● **Exercise directions**
Can you pick up the news story below about a Fitch High School student's ACT score and carry it on past its final sentence?

● **Passage to read**
================
Fitch student's college options open up after scoring 30 on first ACT test


By ROBERT CONNELLY

rconnelly@vindy.com

AUSTINTOWN

Abi Biroschak fell asleep during the math portion of her first attempt at the ACT test at the end of her sophomore year. She got a 30 – 10 points higher than the national average.

She said she had not slept well before the test, leading to her unintended nap.

Headed into her second ACT test Saturday, just months before she enters her senior year at Fitch High School, she felt confident. “I feel ready this time and a little less nervous,” she said Friday.

That confidence remained after she completed the test Saturday morning. “It was good,” she said.

Doors that Biroschak didn’t know existed have been opened since her ACT score was recorded. She has been accepted into two programs that have changed her college outlook.

“It’s like the biggest opportunity I’ve ever had to kind of go somewhere that I’ve always dreamed of. It always never seemed realistic to me, but once I got my score and looked into scholarships and the programs I’ve been accepted to have made me realize that I’m not just someone from Austintown that’s confined to [Youngstown State University]. I can go wherever I dream of and do whatever I dream of.”
================
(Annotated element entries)
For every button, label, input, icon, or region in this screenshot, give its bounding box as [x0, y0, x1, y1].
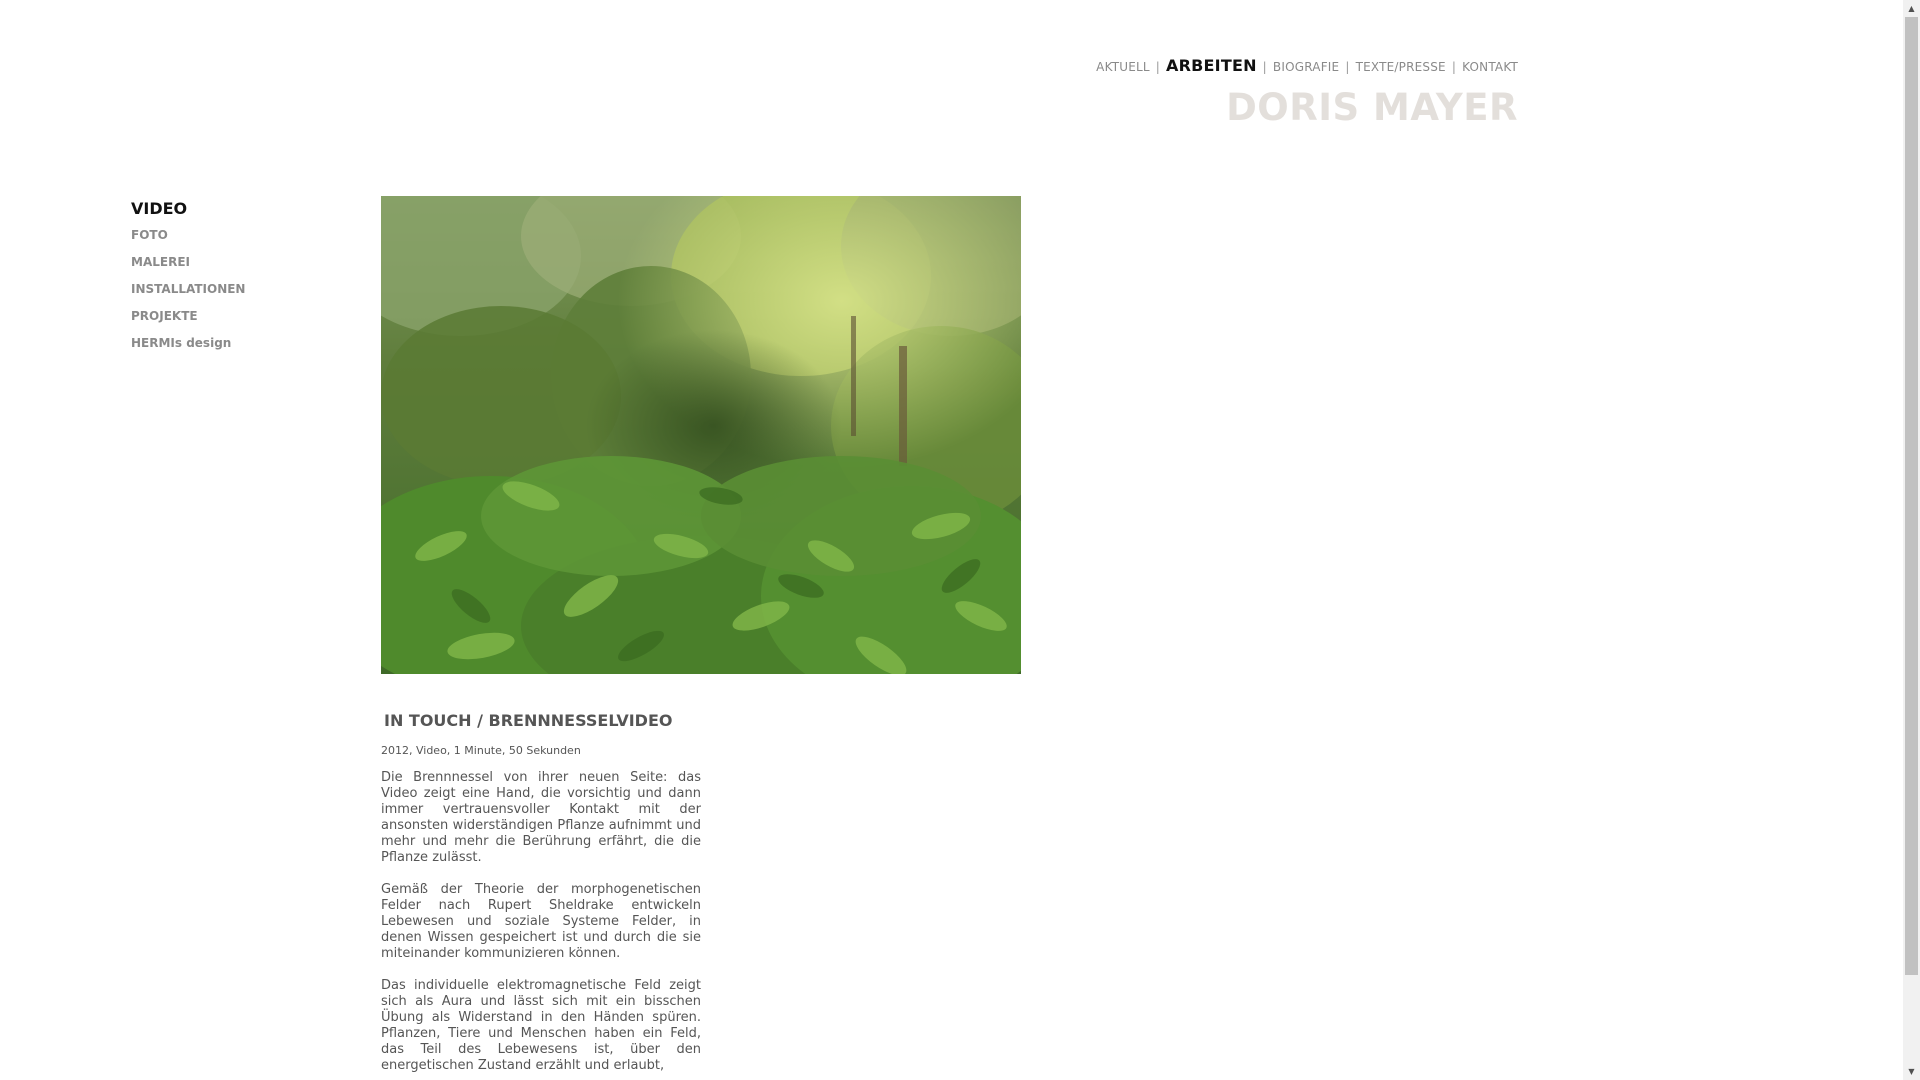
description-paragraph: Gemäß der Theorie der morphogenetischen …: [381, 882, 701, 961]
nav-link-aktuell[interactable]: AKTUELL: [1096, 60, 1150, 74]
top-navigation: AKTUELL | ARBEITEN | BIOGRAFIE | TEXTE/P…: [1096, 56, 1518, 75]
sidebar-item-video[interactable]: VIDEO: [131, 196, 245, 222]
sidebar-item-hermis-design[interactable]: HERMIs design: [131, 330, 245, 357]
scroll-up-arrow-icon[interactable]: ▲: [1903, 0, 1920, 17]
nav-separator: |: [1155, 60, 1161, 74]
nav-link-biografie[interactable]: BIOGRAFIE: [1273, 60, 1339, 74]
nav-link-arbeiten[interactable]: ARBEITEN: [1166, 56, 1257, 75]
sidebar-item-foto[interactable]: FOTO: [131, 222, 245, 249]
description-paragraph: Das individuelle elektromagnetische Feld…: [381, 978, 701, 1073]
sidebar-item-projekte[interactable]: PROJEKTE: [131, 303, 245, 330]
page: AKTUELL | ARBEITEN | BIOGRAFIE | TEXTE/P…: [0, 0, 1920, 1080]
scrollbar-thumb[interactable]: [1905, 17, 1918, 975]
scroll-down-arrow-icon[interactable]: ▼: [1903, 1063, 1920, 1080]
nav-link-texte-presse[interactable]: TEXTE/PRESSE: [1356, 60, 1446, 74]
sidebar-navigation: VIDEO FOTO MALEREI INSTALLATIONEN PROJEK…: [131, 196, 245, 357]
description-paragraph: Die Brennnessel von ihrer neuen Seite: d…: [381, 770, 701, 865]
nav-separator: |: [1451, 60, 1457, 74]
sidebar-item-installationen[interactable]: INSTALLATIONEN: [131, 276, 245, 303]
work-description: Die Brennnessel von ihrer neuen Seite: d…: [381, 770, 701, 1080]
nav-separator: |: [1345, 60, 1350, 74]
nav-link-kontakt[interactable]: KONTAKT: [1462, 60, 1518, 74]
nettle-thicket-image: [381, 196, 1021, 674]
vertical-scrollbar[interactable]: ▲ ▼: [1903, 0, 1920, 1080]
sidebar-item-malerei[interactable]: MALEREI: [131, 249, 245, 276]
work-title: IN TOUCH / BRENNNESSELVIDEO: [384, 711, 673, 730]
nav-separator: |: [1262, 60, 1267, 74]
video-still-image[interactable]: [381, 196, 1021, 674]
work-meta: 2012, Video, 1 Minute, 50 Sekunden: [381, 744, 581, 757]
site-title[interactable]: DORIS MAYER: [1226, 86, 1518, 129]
================
● **Result of this task**
Biroschak was hopeful for the ACT national average of 20 on her first attempt at the test last June.

“When I first got my score, it was an incredible shock. I honestly thought something was wrong,” she said.

On Saturday, she was hopeful for a 33, a benchmark for acceptance and scholarships. The average score at Ivy League schools is a 33, she pointed out.

Quest Bridge received 8,000 applicants this year, and Biroschak was one of 2,828 accepted. Quest Bridge is a program that seeks high-achieving students from low-income families and connects them with its 36 partner schools. Those include Emory, Princeton, Stanford and Yale universities; MIT; and the University of Pennsylvania, among others.

Biroschak will rank her top eight schools in October, then those schools will rank her. If there is a mutual interest, she is offered a full, four-year scholarship to attend that school. She will have in-person visits with her top eight schools and hopes to have made her college selection by December.

To get into Quest Bridge, she had to submit five short-answer essays, a 650 word personal statement, her transcript and grade-point-average along with volunteer service and extra-curricular activities.

She was one of 250 in the Quest Bridge program to be invited to a July 11 conference in Atlanta at Emory University. That’s a chance to meet with officials from each of the colleges.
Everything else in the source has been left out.